Element placement data
>>>>>
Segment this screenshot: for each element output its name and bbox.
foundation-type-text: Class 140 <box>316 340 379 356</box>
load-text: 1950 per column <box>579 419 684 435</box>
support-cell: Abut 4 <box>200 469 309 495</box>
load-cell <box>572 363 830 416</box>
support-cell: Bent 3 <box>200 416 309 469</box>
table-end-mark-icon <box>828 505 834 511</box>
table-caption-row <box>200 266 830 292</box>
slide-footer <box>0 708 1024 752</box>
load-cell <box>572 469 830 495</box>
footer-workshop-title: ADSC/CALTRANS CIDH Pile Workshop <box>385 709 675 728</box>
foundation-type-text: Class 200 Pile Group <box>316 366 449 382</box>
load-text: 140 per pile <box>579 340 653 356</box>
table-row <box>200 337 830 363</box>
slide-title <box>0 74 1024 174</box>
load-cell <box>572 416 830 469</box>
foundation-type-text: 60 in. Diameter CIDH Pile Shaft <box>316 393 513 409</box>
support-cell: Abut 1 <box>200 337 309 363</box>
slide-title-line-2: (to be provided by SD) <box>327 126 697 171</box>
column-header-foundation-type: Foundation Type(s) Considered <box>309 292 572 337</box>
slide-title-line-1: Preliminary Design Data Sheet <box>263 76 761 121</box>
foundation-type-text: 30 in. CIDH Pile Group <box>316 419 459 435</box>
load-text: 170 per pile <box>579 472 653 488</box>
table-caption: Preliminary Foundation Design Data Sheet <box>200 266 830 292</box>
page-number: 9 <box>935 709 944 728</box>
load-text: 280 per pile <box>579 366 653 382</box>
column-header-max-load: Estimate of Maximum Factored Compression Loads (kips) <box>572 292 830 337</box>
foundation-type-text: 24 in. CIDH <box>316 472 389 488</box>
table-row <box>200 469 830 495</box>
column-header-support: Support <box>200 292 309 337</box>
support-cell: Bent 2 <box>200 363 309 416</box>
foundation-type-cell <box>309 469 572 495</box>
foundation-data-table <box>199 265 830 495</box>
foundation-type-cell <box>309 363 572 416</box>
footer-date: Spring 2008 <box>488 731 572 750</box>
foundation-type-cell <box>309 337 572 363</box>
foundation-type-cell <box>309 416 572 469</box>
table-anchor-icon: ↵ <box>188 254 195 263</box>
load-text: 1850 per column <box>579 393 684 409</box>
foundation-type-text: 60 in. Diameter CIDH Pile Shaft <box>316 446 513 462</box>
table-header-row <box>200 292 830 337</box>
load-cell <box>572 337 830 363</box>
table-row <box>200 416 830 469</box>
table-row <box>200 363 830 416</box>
<<<<<
EXERCISE INSTRUCTIONS: Copy out every line of the listing above that contains the string "footer", treating uppercase and lowercase as different.

WRITTEN ANSWER:
slide-footer <box>0 708 1024 752</box>
footer-workshop-title: ADSC/CALTRANS CIDH Pile Workshop <box>385 709 675 728</box>
footer-date: Spring 2008 <box>488 731 572 750</box>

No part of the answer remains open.